REQUIREMENTS: Return all lines where the word "label" can be found.

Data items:
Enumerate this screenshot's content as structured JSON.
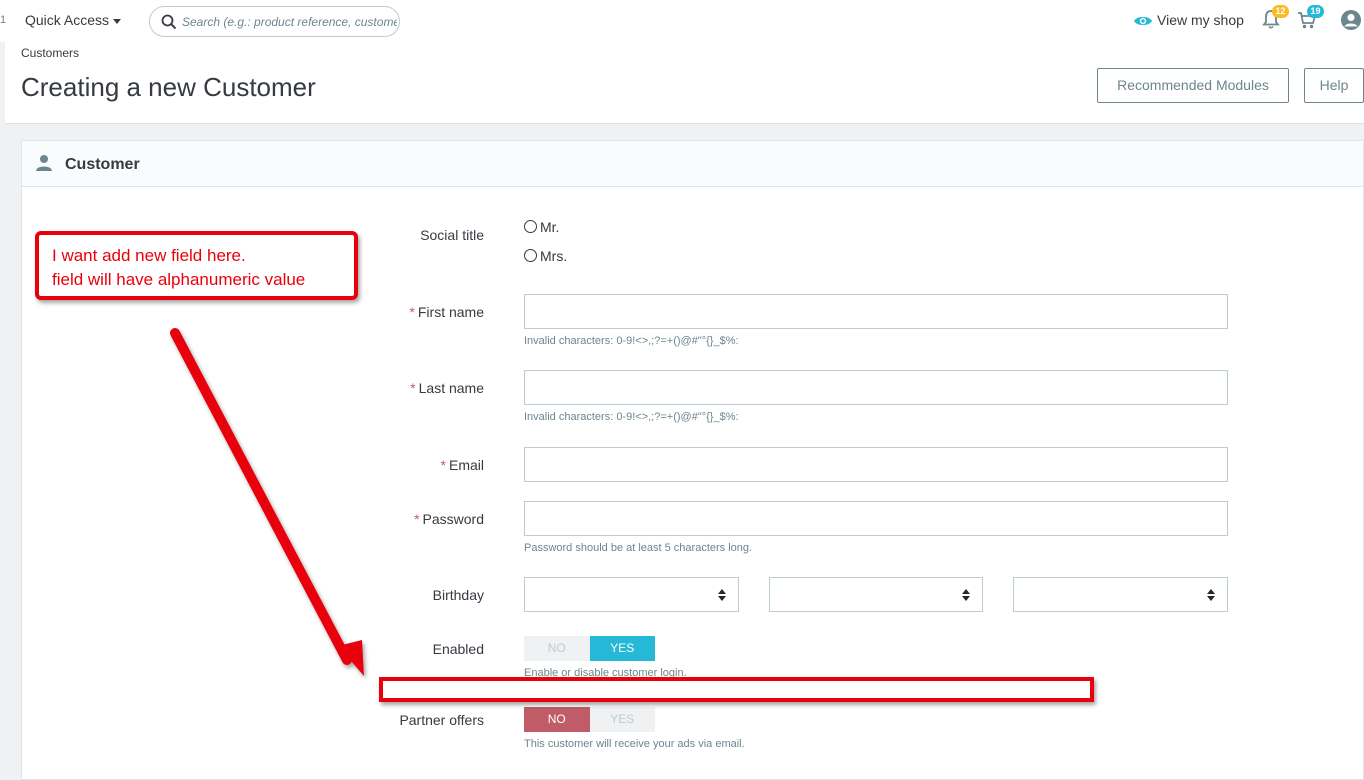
{
  "topbar": {
    "edge_number": "1",
    "quick_access": "Quick Access",
    "search_placeholder": "Search (e.g.: product reference, customer name…)",
    "view_my_shop": "View my shop",
    "notifications_count": "12",
    "orders_count": "19",
    "colors": {
      "accent": "#25b9d7",
      "badge_orange": "#fbbb22"
    }
  },
  "header": {
    "breadcrumb": "Customers",
    "title": "Creating a new Customer",
    "recommended_modules": "Recommended Modules",
    "help": "Help"
  },
  "panel": {
    "title": "Customer",
    "icon": "person-icon"
  },
  "form": {
    "social_title": {
      "label": "Social title",
      "options": [
        "Mr.",
        "Mrs."
      ]
    },
    "first_name": {
      "label": "First name",
      "value": "",
      "hint": "Invalid characters: 0-9!<>,;?=+()@#\"°{}_$%:"
    },
    "last_name": {
      "label": "Last name",
      "value": "",
      "hint": "Invalid characters: 0-9!<>,;?=+()@#\"°{}_$%:"
    },
    "email": {
      "label": "Email",
      "value": ""
    },
    "password": {
      "label": "Password",
      "value": "",
      "hint": "Password should be at least 5 characters long."
    },
    "birthday": {
      "label": "Birthday",
      "day": "",
      "month": "",
      "year": ""
    },
    "enabled": {
      "label": "Enabled",
      "no": "NO",
      "yes": "YES",
      "selected": "YES",
      "hint": "Enable or disable customer login."
    },
    "partner_offers": {
      "label": "Partner offers",
      "no": "NO",
      "yes": "YES",
      "selected": "NO",
      "hint": "This customer will receive your ads via email."
    },
    "required_mark": "*"
  },
  "annotation": {
    "line1": "I want add new field here.",
    "line2": "field will have alphanumeric value",
    "color": "#e8000d"
  }
}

THE RESULT:
      "label": "Social title",
      "label": "First name",
      "label": "Last name",
      "label": "Email",
      "label": "Password",
      "label": "Birthday",
      "label": "Enabled",
      "label": "Partner offers",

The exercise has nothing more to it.